Given text:
More threads by David Baxter PhD

David Baxter PhD

Late Founder
Panic Attacks: Their Cause and Cure
by Dr Michael R. Edelstein, Psychology Today
November 4, 2011

Panic attacks are deeply rooted in our thinking.

Do you recognize these symptoms: a pounding heart, legs feeling weak and trembling, a tight throat, light-headedness, and fears of a heart attack or going crazy? While simultaneously you hate yourself for foolishly worrying about these feelings which your physician assured you were "nothing?" This is the hallmark of panic attacks.

Must you remain at the mercy of such episodes striking "out of the blue?" Absolutely not. Countless victims--both men and women--have been helped.

If you have never experienced a panic attack, it usually begins with an unexpected physical discomfort, such as chest pressure or pains, rapid heartbeat, dizziness, weakness, shakiness, a case of the jitters, or feeling vaguely unsettled or "weird."

Mysteriously, this often occurs for no medically detectable reason. Being human with imperfectly functioning physiologies, we are all vulnerable to ephemeral physical symptoms.

But the anxiety-prone person, rather than ignoring those discomforts, dwells on them, magnifying and prolonging them by thinking: "I must know precisely why I'm feeling like this; I absolutely must be certain it's not serious; I must never lose control or act crazily; I absolutely must not do something stupid or look foolish; I must have a guarantee I'm not going to die; I must not make myself panic."

Fired with such unrealistic notions, the anxiety-prone individual creates out of thin air feelings of fright, panic, hysteria, and finally depression, while rigidly avoiding uncomfortable situations and increasingly circumscribing his or her life.

Is there a solution to this syndrome, which has reached epidemic proportions?

Thankfully there is and it's called Three Minute Therapy (TMT). TMT, a modern comprehensive cognitive-behavioral approach based on Albert Ellis's Rational Emotive Behavior Therapy (REBT), is described in the popular book, Three Minute Therapy.

TMT helps sufferers successfully complete the two-stage process for long-term relief by targeting the panic-creating "MUSTs."
Step one consists of the sufferer recognizing that the "MUSTs"--but not the preferences--are totally false; that although it would be highly preferable to avoid discomfort, it's never a must. You don't always have to feel entirely comfortable and you usually won't.

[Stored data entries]
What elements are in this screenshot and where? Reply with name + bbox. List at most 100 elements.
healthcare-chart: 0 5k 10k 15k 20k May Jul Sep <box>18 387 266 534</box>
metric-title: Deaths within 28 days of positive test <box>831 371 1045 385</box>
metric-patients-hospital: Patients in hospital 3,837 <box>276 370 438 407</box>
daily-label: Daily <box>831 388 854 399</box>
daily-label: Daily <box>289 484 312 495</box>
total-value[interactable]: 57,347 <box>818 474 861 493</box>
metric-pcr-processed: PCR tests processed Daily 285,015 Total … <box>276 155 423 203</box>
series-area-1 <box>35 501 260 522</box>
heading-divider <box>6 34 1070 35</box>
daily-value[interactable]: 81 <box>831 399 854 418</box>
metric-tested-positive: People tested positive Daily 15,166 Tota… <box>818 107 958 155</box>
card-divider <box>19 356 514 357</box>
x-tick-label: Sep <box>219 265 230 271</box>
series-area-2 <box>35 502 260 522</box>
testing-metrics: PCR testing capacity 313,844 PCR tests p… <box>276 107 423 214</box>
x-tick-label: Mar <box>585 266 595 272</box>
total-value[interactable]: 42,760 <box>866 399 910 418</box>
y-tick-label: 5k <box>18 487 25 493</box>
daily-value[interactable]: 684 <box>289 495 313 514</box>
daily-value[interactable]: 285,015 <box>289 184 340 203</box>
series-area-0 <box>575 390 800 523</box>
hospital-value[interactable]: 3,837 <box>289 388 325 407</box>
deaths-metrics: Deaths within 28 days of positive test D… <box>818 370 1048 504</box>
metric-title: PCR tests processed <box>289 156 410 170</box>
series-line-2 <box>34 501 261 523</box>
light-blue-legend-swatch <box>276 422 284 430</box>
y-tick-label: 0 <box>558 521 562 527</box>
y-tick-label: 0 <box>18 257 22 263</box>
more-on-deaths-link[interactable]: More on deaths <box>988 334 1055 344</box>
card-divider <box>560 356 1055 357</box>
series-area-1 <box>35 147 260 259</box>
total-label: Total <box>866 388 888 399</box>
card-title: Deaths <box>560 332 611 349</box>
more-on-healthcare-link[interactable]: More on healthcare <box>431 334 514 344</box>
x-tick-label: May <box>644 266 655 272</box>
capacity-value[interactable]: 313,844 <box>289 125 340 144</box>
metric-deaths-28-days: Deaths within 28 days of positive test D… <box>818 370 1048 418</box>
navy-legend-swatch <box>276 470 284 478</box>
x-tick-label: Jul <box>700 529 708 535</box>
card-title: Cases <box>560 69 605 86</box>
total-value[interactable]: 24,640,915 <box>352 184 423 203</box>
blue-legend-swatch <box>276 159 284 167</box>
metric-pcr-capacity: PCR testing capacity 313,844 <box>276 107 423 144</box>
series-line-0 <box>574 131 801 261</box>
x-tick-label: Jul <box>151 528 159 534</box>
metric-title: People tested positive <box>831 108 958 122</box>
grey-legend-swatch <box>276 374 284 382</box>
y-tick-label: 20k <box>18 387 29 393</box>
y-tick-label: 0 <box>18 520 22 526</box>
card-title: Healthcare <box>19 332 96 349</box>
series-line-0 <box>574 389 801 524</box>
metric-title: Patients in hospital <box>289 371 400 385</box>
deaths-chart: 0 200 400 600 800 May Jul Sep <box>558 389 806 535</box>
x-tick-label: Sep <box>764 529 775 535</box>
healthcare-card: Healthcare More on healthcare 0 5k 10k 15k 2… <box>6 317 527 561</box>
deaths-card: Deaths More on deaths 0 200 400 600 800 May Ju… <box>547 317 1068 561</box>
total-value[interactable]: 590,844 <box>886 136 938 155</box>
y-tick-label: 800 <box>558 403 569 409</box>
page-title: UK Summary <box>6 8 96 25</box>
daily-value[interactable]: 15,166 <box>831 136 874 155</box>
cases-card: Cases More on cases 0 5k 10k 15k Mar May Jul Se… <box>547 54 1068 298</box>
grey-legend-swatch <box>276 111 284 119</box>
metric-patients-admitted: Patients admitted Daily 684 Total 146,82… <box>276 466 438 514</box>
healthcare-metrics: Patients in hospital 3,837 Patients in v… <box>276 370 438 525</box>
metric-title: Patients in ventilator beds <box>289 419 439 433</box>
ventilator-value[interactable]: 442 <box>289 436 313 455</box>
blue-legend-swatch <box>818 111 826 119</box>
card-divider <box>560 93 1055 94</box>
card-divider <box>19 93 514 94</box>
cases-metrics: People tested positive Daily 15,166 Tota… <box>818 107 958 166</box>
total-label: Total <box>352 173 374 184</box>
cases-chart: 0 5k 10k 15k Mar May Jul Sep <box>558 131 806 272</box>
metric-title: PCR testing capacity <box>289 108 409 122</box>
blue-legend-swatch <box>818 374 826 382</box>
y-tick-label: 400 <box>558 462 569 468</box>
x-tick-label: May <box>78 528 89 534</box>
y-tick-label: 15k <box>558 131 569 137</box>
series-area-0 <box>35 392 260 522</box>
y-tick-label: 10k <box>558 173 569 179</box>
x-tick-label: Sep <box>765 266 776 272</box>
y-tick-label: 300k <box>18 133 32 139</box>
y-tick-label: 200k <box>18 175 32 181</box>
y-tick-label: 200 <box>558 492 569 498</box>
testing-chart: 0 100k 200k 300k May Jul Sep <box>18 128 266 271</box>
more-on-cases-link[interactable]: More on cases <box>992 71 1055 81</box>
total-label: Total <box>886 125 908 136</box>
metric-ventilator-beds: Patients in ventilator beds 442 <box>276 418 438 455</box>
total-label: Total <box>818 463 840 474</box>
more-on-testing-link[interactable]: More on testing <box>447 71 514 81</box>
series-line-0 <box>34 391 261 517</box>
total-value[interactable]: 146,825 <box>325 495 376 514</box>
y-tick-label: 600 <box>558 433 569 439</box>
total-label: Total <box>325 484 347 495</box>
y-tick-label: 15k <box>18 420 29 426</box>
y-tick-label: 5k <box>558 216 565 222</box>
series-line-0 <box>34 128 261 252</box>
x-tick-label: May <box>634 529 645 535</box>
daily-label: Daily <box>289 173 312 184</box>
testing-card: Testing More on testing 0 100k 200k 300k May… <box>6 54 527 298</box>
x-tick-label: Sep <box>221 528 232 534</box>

Exercise tasks:
**A.** According to the panic attacks article, what approach is Three Minute Therapy based on?
**B.** Reproduce word for word the part of the panic attacks article between "But the anxiety-prone" and "reached epidemic proportions?", inclusive.
You won't need the data for any of this.

Answers:
**A.** It is based on Albert Ellis's Rational Emotive Behavior Therapy (REBT).

**B.**
But the anxiety-prone person, rather than ignoring those discomforts, dwells on them, magnifying and prolonging them by thinking: "I must know precisely why I'm feeling like this; I absolutely must be certain it's not serious; I must never lose control or act crazily; I absolutely must not do something stupid or look foolish; I must have a guarantee I'm not going to die; I must not make myself panic."

Fired with such unrealistic notions, the anxiety-prone individual creates out of thin air feelings of fright, panic, hysteria, and finally depression, while rigidly avoiding uncomfortable situations and increasingly circumscribing his or her life.

Is there a solution to this syndrome, which has reached epidemic proportions?